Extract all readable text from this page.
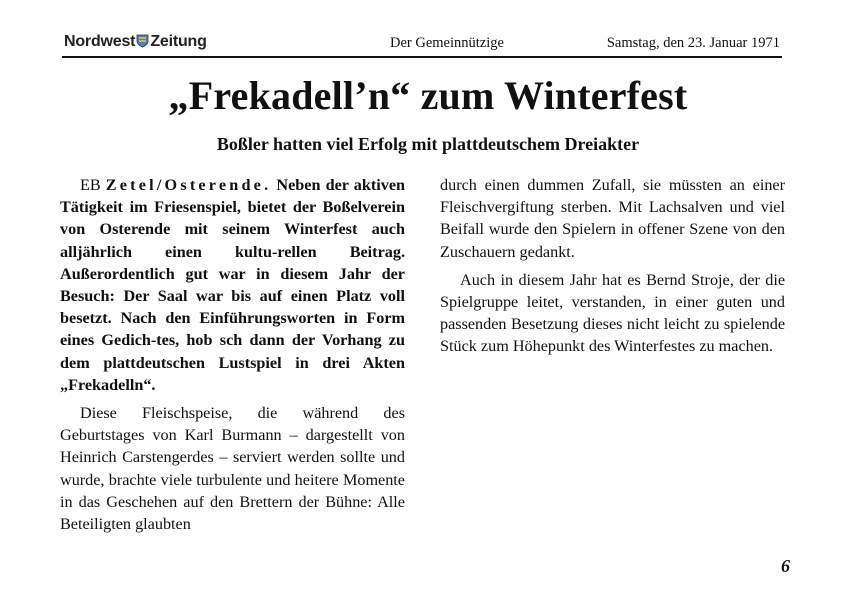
Nordwest Zeitung	Der Gemeinnützige	Samstag, den 23. Januar 1971
„Frekadell’n“ zum Winterfest
Boßler hatten viel Erfolg mit plattdeutschem Dreiakter

EB Zetel/Osterende. Neben der aktiven Tätigkeit im Friesenspiel, bietet der Boßelverein von Osterende mit seinem Winterfest auch alljährlich einen kultu-rellen Beitrag. Außerordentlich gut war in diesem Jahr der Besuch: Der Saal war bis auf einen Platz voll besetzt. Nach den Einführungsworten in Form eines Gedich-tes, hob sch dann der Vorhang zu dem plattdeutschen Lustspiel in drei Akten „Frekadelln“.

Diese Fleischspeise, die während des Geburtstages von Karl Burmann – dargestellt von Heinrich Carstengerdes – serviert werden sollte und wurde, brachte viele turbulente und heitere Momente in das Geschehen auf den Brettern der Bühne: Alle Beteiligten glaubten

durch einen dummen Zufall, sie müssten an einer Fleischvergiftung sterben. Mit Lachsalven und viel Beifall wurde den Spielern in offener Szene von den Zuschauern gedankt.

Auch in diesem Jahr hat es Bernd Stroje, der die Spielgruppe leitet, verstanden, in einer guten und passenden Besetzung dieses nicht leicht zu spielende Stück zum Höhepunkt des Winterfestes zu machen.

6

§ §

Exercise instructions: Report back each line of the entries that holds the string "einen".

Response to the task:
EB Zetel/Osterende. Neben der aktiven Tätigkeit im Friesenspiel, bietet der Boßelverein von Osterende mit seinem Winterfest auch alljährlich einen kultu-rellen Beitrag. Außerordentlich gut war in diesem Jahr der Besuch: Der Saal war bis auf einen Platz voll besetzt. Nach den Einführungsworten in Form eines Gedich-tes, hob sch dann der Vorhang zu dem plattdeutschen Lustspiel in drei Akten „Frekadelln“.
durch einen dummen Zufall, sie müssten an einer Fleischvergiftung sterben. Mit Lachsalven und viel Beifall wurde den Spielern in offener Szene von den Zuschauern gedankt.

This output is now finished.